Problem
Search the data for the word "Speed" and copy every line where it occurs.

[Data tied to figure images]
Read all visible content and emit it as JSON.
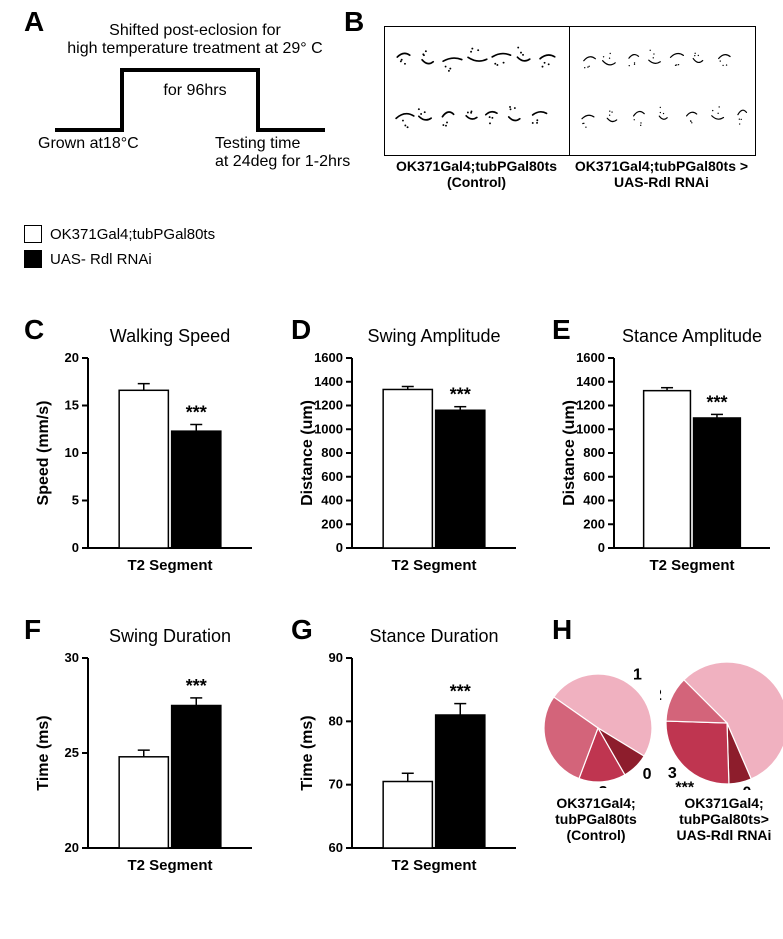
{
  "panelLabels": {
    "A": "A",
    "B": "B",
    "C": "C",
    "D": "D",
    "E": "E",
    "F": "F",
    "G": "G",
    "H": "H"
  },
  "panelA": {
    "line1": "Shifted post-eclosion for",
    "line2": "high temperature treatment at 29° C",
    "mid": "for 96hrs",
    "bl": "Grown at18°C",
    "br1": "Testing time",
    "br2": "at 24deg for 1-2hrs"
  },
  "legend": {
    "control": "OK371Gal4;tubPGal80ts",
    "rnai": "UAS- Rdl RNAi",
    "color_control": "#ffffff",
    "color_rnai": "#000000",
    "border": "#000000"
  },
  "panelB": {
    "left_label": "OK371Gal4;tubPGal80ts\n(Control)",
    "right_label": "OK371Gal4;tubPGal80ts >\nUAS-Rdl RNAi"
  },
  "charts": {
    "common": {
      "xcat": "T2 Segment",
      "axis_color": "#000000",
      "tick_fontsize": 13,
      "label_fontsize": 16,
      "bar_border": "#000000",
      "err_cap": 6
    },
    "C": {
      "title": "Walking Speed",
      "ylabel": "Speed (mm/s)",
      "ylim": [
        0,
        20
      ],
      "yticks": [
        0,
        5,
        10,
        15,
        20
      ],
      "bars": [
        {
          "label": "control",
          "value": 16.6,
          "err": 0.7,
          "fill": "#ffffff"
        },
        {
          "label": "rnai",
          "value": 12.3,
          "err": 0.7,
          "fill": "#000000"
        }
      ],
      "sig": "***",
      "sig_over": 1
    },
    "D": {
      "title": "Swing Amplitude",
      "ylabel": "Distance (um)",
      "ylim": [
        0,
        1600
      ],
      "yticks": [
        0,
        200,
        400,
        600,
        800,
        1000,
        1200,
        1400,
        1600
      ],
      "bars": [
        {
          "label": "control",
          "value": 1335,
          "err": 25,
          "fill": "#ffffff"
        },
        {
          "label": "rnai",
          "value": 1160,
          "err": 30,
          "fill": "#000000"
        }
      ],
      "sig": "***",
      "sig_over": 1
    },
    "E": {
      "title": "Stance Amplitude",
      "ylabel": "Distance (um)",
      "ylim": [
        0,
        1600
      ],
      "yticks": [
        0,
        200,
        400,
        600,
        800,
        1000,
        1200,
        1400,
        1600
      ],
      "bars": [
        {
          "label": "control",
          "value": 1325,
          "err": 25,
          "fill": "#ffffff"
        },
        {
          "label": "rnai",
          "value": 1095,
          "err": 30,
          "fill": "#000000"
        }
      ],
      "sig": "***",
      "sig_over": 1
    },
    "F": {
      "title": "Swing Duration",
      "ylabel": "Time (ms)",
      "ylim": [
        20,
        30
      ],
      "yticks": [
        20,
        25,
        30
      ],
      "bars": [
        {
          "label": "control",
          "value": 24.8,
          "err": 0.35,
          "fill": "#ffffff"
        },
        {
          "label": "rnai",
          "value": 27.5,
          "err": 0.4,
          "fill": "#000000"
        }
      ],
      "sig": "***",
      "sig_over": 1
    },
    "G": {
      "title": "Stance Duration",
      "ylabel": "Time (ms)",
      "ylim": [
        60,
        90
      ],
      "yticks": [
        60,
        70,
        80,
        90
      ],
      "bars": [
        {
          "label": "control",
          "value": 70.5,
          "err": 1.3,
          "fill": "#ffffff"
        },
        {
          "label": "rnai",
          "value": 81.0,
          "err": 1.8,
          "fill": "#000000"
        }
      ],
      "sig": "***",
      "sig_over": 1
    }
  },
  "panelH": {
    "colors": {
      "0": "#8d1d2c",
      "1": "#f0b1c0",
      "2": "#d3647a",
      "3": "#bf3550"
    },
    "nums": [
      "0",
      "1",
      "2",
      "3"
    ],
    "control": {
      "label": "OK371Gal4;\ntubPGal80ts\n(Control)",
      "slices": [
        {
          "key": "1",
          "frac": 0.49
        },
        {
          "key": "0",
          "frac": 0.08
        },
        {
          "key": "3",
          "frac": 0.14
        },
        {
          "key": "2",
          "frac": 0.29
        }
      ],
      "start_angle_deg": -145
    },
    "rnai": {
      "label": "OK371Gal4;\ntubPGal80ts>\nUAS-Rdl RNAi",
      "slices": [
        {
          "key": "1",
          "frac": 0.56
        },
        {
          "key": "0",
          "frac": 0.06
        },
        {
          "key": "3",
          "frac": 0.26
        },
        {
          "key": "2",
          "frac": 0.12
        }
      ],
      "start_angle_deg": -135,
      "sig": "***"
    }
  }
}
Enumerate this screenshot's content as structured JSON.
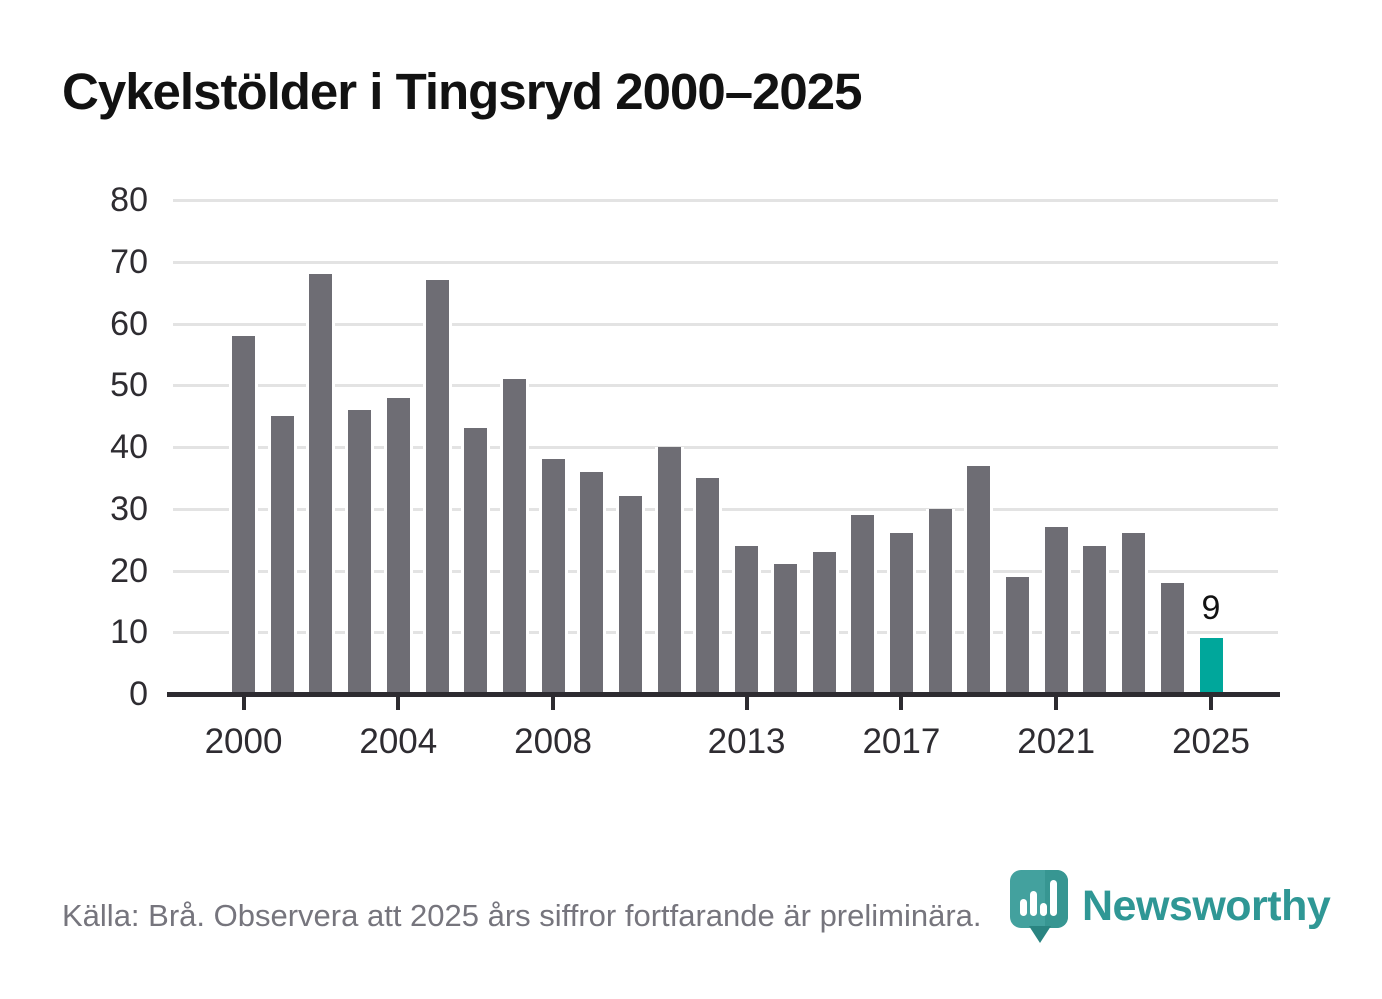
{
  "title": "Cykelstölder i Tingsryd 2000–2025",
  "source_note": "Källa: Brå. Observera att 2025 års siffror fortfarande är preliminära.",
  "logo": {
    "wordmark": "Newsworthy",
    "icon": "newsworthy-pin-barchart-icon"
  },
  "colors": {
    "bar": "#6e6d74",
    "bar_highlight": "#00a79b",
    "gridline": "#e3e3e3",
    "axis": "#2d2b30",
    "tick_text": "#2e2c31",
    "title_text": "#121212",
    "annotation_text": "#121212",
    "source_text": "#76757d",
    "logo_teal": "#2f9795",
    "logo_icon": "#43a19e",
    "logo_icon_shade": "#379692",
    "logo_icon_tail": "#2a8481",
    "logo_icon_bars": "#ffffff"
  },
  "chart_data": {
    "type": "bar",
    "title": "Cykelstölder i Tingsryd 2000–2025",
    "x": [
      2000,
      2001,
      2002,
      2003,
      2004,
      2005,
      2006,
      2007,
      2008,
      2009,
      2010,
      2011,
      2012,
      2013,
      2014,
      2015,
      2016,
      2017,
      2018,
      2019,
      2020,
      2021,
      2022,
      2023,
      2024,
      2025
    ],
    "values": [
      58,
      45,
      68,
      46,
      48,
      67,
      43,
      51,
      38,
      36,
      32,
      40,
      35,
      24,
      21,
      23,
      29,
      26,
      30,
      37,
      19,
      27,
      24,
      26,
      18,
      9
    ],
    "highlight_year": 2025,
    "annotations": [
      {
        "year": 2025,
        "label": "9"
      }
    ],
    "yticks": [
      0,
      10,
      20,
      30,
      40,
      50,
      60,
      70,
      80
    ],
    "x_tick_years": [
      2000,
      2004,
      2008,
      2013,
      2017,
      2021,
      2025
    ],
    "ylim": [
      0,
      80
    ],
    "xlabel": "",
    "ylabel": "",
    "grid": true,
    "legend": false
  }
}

Response to this task
      "title": "Walking Speed",
      "ylabel": "Speed (mm/s)",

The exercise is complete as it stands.